■ Data shown:

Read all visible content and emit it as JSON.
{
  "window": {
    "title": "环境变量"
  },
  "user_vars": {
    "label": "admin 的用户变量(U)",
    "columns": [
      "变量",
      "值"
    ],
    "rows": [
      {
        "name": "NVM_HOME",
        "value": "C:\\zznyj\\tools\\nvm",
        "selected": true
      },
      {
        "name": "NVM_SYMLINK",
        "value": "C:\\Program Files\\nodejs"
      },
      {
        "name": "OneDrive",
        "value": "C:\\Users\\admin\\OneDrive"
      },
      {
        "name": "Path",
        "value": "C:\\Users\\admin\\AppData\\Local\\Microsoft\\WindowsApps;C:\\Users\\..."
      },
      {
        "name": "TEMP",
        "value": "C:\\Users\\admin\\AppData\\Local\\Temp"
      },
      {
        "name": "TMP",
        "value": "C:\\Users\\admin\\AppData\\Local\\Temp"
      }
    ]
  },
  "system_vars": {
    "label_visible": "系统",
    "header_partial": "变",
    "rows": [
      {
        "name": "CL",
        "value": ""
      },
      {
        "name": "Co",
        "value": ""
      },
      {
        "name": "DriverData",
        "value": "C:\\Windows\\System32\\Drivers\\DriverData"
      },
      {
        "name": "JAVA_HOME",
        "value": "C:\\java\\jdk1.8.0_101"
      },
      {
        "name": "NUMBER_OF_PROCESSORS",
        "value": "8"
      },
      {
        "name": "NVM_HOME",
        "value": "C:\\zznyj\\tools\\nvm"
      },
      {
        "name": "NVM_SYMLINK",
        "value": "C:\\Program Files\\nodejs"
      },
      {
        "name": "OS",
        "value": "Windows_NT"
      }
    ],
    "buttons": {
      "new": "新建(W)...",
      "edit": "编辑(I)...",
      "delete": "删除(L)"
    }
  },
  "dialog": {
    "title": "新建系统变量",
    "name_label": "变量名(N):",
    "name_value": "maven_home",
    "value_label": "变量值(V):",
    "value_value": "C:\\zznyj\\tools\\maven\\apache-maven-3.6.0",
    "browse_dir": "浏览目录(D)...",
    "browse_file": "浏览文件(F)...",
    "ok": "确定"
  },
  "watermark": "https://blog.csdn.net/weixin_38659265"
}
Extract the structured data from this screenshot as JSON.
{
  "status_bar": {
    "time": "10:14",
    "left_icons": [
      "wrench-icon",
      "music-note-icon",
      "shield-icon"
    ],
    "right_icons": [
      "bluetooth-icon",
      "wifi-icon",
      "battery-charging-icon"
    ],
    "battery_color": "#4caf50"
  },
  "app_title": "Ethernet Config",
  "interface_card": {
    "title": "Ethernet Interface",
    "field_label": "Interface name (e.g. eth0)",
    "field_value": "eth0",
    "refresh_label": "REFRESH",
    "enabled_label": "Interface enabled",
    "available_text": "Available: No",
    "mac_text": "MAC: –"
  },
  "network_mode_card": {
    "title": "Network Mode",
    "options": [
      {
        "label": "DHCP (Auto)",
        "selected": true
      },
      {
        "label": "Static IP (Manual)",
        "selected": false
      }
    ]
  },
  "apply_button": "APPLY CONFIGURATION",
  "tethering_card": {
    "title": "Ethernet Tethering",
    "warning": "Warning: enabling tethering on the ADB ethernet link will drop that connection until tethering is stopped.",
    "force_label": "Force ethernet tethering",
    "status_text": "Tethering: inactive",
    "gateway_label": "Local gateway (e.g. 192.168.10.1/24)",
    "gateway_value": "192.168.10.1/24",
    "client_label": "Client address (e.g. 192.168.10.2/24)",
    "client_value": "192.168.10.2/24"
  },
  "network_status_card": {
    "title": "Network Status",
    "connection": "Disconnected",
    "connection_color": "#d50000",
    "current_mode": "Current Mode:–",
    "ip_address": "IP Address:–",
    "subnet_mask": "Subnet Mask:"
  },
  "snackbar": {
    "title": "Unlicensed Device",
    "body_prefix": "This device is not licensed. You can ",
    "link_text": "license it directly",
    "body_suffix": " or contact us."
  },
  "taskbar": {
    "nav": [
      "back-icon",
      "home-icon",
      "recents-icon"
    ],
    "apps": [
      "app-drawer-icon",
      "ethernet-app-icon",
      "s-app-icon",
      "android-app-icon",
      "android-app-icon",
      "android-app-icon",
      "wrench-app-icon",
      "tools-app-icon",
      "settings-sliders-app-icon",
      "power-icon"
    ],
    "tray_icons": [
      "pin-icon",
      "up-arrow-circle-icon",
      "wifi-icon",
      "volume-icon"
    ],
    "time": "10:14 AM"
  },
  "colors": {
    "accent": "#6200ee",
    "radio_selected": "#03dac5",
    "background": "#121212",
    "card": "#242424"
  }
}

■ Challenge: Repeat all of the entries exactly.

■ Reply:
Read all visible content and emit it as JSON.
{
  "window": {
    "title": "环境变量"
  },
  "user_vars": {
    "label": "admin 的用户变量(U)",
    "columns": [
      "变量",
      "值"
    ],
    "rows": [
      {
        "name": "NVM_HOME",
        "value": "C:\\zznyj\\tools\\nvm",
        "selected": true
      },
      {
        "name": "NVM_SYMLINK",
        "value": "C:\\Program Files\\nodejs"
      },
      {
        "name": "OneDrive",
        "value": "C:\\Users\\admin\\OneDrive"
      },
      {
        "name": "Path",
        "value": "C:\\Users\\admin\\AppData\\Local\\Microsoft\\WindowsApps;C:\\Users\\..."
      },
      {
        "name": "TEMP",
        "value": "C:\\Users\\admin\\AppData\\Local\\Temp"
      },
      {
        "name": "TMP",
        "value": "C:\\Users\\admin\\AppData\\Local\\Temp"
      }
    ]
  },
  "system_vars": {
    "label_visible": "系统",
    "header_partial": "变",
    "rows": [
      {
        "name": "CL",
        "value": ""
      },
      {
        "name": "Co",
        "value": ""
      },
      {
        "name": "DriverData",
        "value": "C:\\Windows\\System32\\Drivers\\DriverData"
      },
      {
        "name": "JAVA_HOME",
        "value": "C:\\java\\jdk1.8.0_101"
      },
      {
        "name": "NUMBER_OF_PROCESSORS",
        "value": "8"
      },
      {
        "name": "NVM_HOME",
        "value": "C:\\zznyj\\tools\\nvm"
      },
      {
        "name": "NVM_SYMLINK",
        "value": "C:\\Program Files\\nodejs"
      },
      {
        "name": "OS",
        "value": "Windows_NT"
      }
    ],
    "buttons": {
      "new": "新建(W)...",
      "edit": "编辑(I)...",
      "delete": "删除(L)"
    }
  },
  "dialog": {
    "title": "新建系统变量",
    "name_label": "变量名(N):",
    "name_value": "maven_home",
    "value_label": "变量值(V):",
    "value_value": "C:\\zznyj\\tools\\maven\\apache-maven-3.6.0",
    "browse_dir": "浏览目录(D)...",
    "browse_file": "浏览文件(F)...",
    "ok": "确定"
  },
  "watermark": "https://blog.csdn.net/weixin_38659265"
}
Extract the structured data from this screenshot as JSON.
{
  "status_bar": {
    "time": "10:14",
    "left_icons": [
      "wrench-icon",
      "music-note-icon",
      "shield-icon"
    ],
    "right_icons": [
      "bluetooth-icon",
      "wifi-icon",
      "battery-charging-icon"
    ],
    "battery_color": "#4caf50"
  },
  "app_title": "Ethernet Config",
  "interface_card": {
    "title": "Ethernet Interface",
    "field_label": "Interface name (e.g. eth0)",
    "field_value": "eth0",
    "refresh_label": "REFRESH",
    "enabled_label": "Interface enabled",
    "available_text": "Available: No",
    "mac_text": "MAC: –"
  },
  "network_mode_card": {
    "title": "Network Mode",
    "options": [
      {
        "label": "DHCP (Auto)",
        "selected": true
      },
      {
        "label": "Static IP (Manual)",
        "selected": false
      }
    ]
  },
  "apply_button": "APPLY CONFIGURATION",
  "tethering_card": {
    "title": "Ethernet Tethering",
    "warning": "Warning: enabling tethering on the ADB ethernet link will drop that connection until tethering is stopped.",
    "force_label": "Force ethernet tethering",
    "status_text": "Tethering: inactive",
    "gateway_label": "Local gateway (e.g. 192.168.10.1/24)",
    "gateway_value": "192.168.10.1/24",
    "client_label": "Client address (e.g. 192.168.10.2/24)",
    "client_value": "192.168.10.2/24"
  },
  "network_status_card": {
    "title": "Network Status",
    "connection": "Disconnected",
    "connection_color": "#d50000",
    "current_mode": "Current Mode:–",
    "ip_address": "IP Address:–",
    "subnet_mask": "Subnet Mask:"
  },
  "snackbar": {
    "title": "Unlicensed Device",
    "body_prefix": "This device is not licensed. You can ",
    "link_text": "license it directly",
    "body_suffix": " or contact us."
  },
  "taskbar": {
    "nav": [
      "back-icon",
      "home-icon",
      "recents-icon"
    ],
    "apps": [
      "app-drawer-icon",
      "ethernet-app-icon",
      "s-app-icon",
      "android-app-icon",
      "android-app-icon",
      "android-app-icon",
      "wrench-app-icon",
      "tools-app-icon",
      "settings-sliders-app-icon",
      "power-icon"
    ],
    "tray_icons": [
      "pin-icon",
      "up-arrow-circle-icon",
      "wifi-icon",
      "volume-icon"
    ],
    "time": "10:14 AM"
  },
  "colors": {
    "accent": "#6200ee",
    "radio_selected": "#03dac5",
    "background": "#121212",
    "card": "#242424"
  }
}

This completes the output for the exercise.